▶ PROBLEM DESCRIPTION
Only a number is wanted: how many lines of the entries include the string "date"?

▶ LISTED ENTRIES

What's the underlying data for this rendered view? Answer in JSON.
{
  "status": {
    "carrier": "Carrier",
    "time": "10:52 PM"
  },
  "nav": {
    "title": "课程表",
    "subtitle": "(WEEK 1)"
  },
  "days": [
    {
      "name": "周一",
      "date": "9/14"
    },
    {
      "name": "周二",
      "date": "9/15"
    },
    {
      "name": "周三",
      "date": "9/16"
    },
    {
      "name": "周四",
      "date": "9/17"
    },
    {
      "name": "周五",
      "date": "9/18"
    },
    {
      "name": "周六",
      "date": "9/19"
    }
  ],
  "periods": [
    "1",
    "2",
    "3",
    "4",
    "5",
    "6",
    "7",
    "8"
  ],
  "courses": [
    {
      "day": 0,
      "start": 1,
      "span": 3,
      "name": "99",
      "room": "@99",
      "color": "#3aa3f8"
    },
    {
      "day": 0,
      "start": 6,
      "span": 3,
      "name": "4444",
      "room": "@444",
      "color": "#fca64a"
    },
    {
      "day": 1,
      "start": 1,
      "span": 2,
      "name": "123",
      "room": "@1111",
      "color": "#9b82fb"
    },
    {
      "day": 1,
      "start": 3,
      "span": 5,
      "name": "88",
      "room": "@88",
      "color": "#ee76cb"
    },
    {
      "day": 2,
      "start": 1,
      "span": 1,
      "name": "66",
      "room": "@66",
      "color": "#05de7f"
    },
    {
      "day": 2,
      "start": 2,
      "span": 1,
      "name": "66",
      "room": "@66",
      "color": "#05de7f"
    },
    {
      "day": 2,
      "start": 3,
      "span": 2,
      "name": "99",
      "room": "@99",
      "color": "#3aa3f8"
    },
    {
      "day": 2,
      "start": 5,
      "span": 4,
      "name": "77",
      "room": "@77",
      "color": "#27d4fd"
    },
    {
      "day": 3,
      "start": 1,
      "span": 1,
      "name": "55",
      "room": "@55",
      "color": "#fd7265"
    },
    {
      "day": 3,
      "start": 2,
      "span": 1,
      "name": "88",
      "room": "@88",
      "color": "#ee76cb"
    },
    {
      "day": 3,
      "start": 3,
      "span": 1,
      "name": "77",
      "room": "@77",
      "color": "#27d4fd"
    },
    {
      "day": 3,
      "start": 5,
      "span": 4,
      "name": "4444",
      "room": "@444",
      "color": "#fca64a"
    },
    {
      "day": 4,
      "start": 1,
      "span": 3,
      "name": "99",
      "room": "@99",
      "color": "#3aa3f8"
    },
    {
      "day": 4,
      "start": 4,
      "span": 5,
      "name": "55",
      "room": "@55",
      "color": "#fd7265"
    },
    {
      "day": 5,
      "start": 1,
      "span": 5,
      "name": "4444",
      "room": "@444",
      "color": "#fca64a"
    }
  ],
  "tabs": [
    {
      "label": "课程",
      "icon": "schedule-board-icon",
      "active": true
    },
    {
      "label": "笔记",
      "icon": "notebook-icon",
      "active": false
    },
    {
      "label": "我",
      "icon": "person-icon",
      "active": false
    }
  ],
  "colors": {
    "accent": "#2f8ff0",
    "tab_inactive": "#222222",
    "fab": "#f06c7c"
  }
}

▶ EXERCISE RESULT
6